-- start GIVEN RECORDS --

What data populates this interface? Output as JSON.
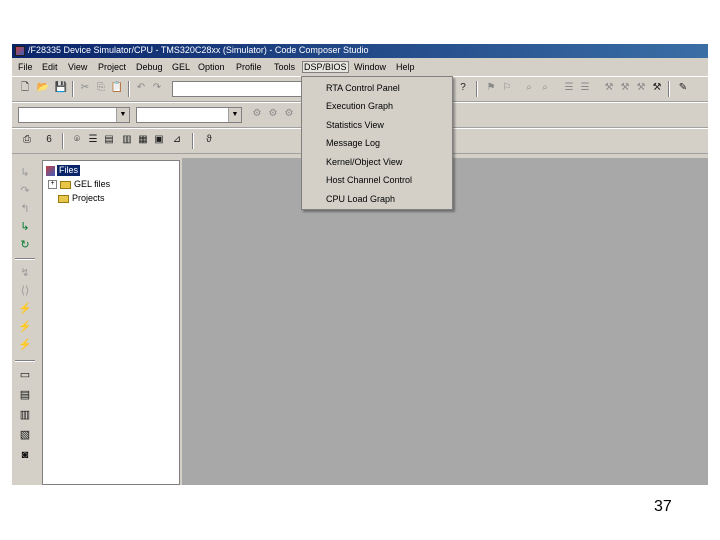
{
  "window": {
    "title": "/F28335 Device Simulator/CPU - TMS320C28xx (Simulator) - Code Composer Studio"
  },
  "menubar": {
    "items": [
      {
        "name": "menu-file",
        "label": "File"
      },
      {
        "name": "menu-edit",
        "label": "Edit"
      },
      {
        "name": "menu-view",
        "label": "View"
      },
      {
        "name": "menu-project",
        "label": "Project"
      },
      {
        "name": "menu-debug",
        "label": "Debug"
      },
      {
        "name": "menu-gel",
        "label": "GEL"
      },
      {
        "name": "menu-option",
        "label": "Option"
      },
      {
        "name": "menu-profile",
        "label": "Profile"
      },
      {
        "name": "menu-tools",
        "label": "Tools"
      },
      {
        "name": "menu-dsp-bios",
        "label": "DSP/BIOS"
      },
      {
        "name": "menu-window",
        "label": "Window"
      },
      {
        "name": "menu-help",
        "label": "Help"
      }
    ]
  },
  "dsp_bios_menu": {
    "items": [
      "RTA Control Panel",
      "Execution Graph",
      "Statistics View",
      "Message Log",
      "Kernel/Object View",
      "Host Channel Control",
      "CPU Load Graph"
    ]
  },
  "project_tree": {
    "root": "Files",
    "children": [
      "GEL files",
      "Projects"
    ]
  },
  "slide": {
    "page_number": "37"
  }
}
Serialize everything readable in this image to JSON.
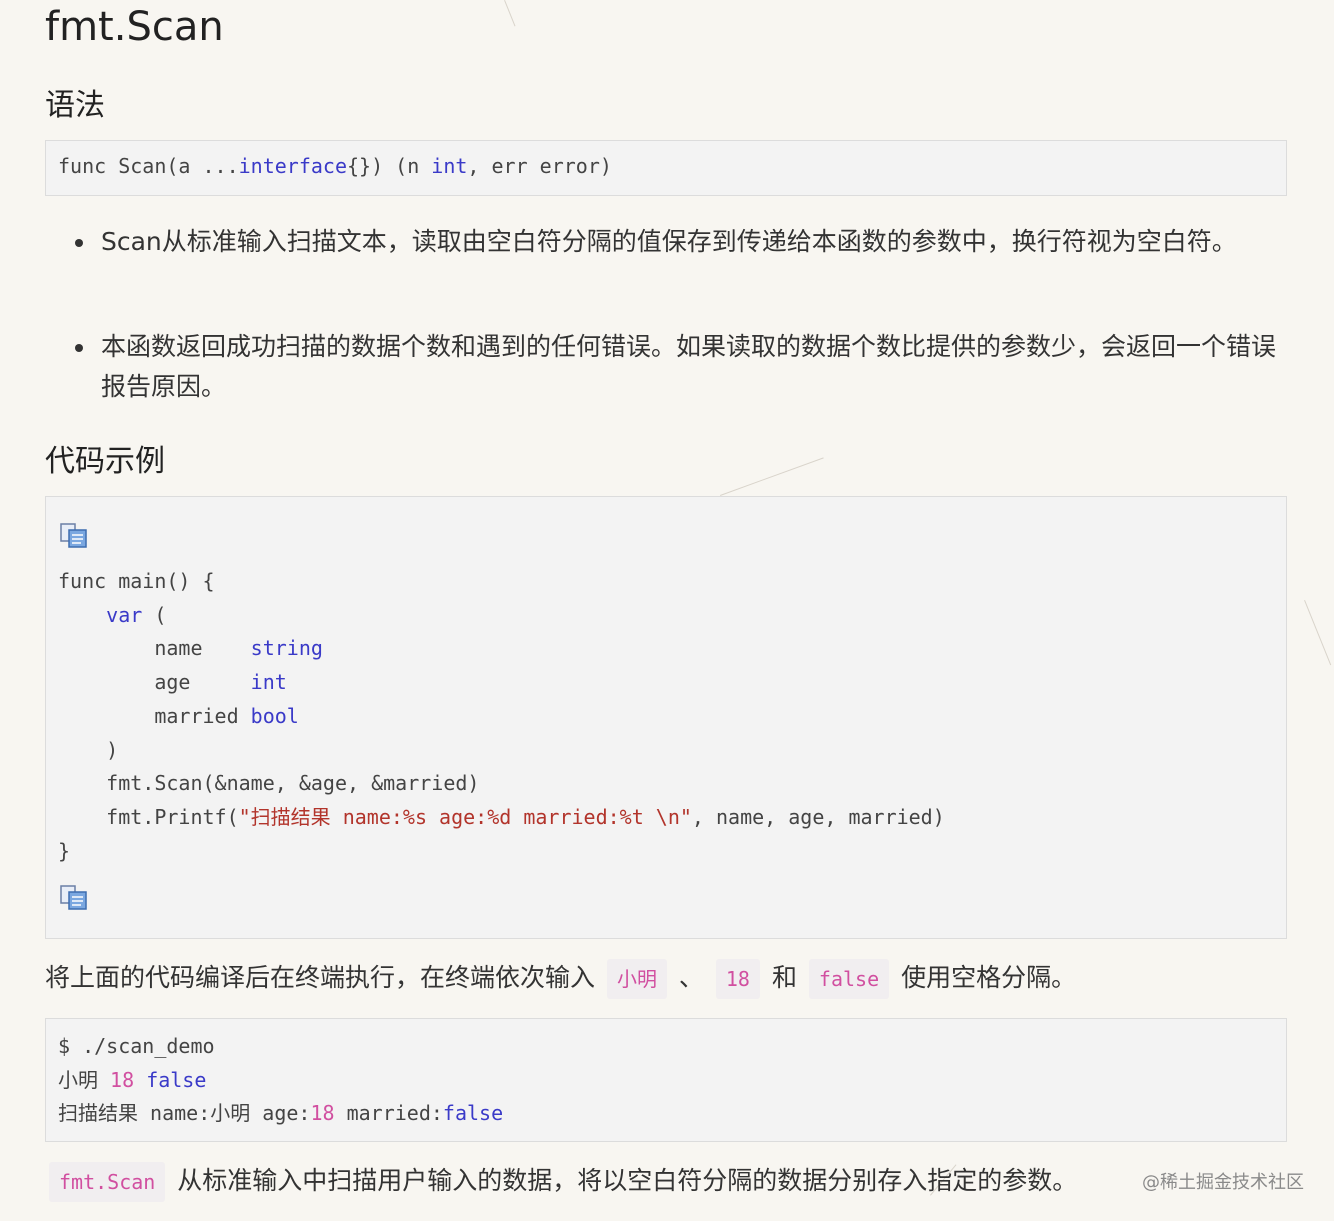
{
  "title": "fmt.Scan",
  "syntax": {
    "heading": "语法",
    "signature": {
      "prefix": "func Scan(a ...",
      "kw1": "interface",
      "mid": "{}) (n ",
      "kw2": "int",
      "suffix": ", err error)"
    }
  },
  "bullets": [
    "Scan从标准输入扫描文本，读取由空白符分隔的值保存到传递给本函数的参数中，换行符视为空白符。",
    "本函数返回成功扫描的数据个数和遇到的任何错误。如果读取的数据个数比提供的参数少，会返回一个错误报告原因。"
  ],
  "example": {
    "heading": "代码示例",
    "lines": {
      "l1": "func main() {",
      "l2_kw": "var",
      "l2_rest": " (",
      "l3_name": "name    ",
      "l3_type": "string",
      "l4_name": "age     ",
      "l4_type": "int",
      "l5_name": "married ",
      "l5_type": "bool",
      "l6": ")",
      "l7": "fmt.Scan(&name, &age, &married)",
      "l8_pre": "fmt.Printf(",
      "l8_str": "\"扫描结果 name:%s age:%d married:%t \\n\"",
      "l8_post": ", name, age, married)",
      "l9": "}"
    }
  },
  "run_note": {
    "before": "将上面的代码编译后在终端执行，在终端依次输入",
    "v1": "小明",
    "sep": "、",
    "v2": "18",
    "and": "和",
    "v3": "false",
    "after": "使用空格分隔。"
  },
  "terminal": {
    "cmd": "$ ./scan_demo",
    "input_name": "小明 ",
    "input_age": "18",
    "input_flag": "false",
    "out_prefix": "扫描结果 name:小明 age:",
    "out_age": "18",
    "out_mid": " married:",
    "out_flag": "false"
  },
  "summary": {
    "code": "fmt.Scan",
    "text": "从标准输入中扫描用户输入的数据，将以空白符分隔的数据分别存入指定的参数。"
  },
  "watermark": "@稀土掘金技术社区"
}
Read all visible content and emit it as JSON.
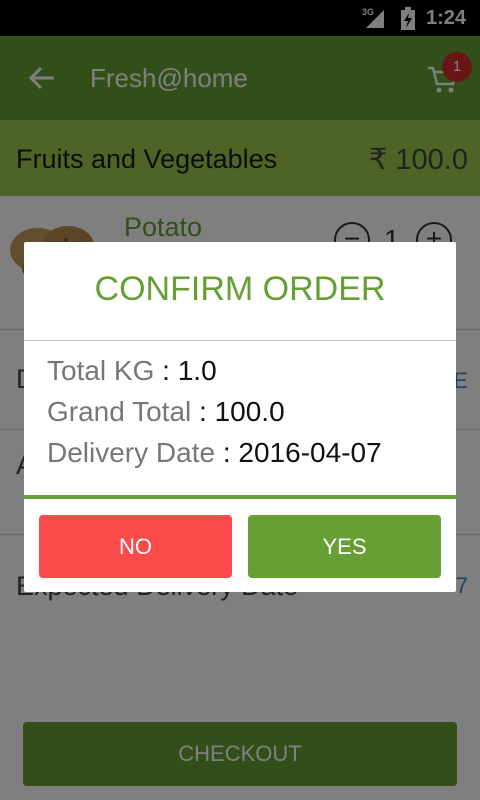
{
  "status_bar": {
    "network": "3G",
    "time": "1:24"
  },
  "app_bar": {
    "title": "Fresh@home",
    "cart_count": "1"
  },
  "category": {
    "name": "Fruits and Vegetables",
    "total": "₹ 100.0"
  },
  "product": {
    "name": "Potato",
    "quantity": "1",
    "minus_label": "−",
    "plus_label": "+"
  },
  "background_rows": {
    "row2_left": "D",
    "row2_right": "E",
    "row3_left": "A",
    "delivery_label": "Expected Delivery Date",
    "delivery_right": "7"
  },
  "checkout": {
    "label": "CHECKOUT"
  },
  "dialog": {
    "title": "CONFIRM ORDER",
    "total_kg_label": "Total KG ",
    "total_kg_value": ": 1.0",
    "grand_total_label": "Grand Total ",
    "grand_total_value": ": 100.0",
    "delivery_date_label": "Delivery Date ",
    "delivery_date_value": ": 2016-04-07",
    "no_label": "NO",
    "yes_label": "YES"
  },
  "colors": {
    "primary_green": "#669f33",
    "category_green": "#9cc84e",
    "no_red": "#fb4a4a",
    "badge_red": "#d42a2a",
    "link_blue": "#3a87c8"
  },
  "icons": {
    "back": "arrow-left-icon",
    "cart": "shopping-cart-icon",
    "signal": "signal-icon",
    "battery": "battery-icon"
  }
}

-- end GIVEN RECORDS --

EXERCISE PROMPT: Every line holding "title" should be copied out.

EXERCISE OUTPUT:
    "title": "/F28335 Device Simulator/CPU - TMS320C28xx (Simulator) - Code Composer Studio"
  "title": "fmt.Scan",
    "title": "Fresh@home",
    "title": "CONFIRM ORDER",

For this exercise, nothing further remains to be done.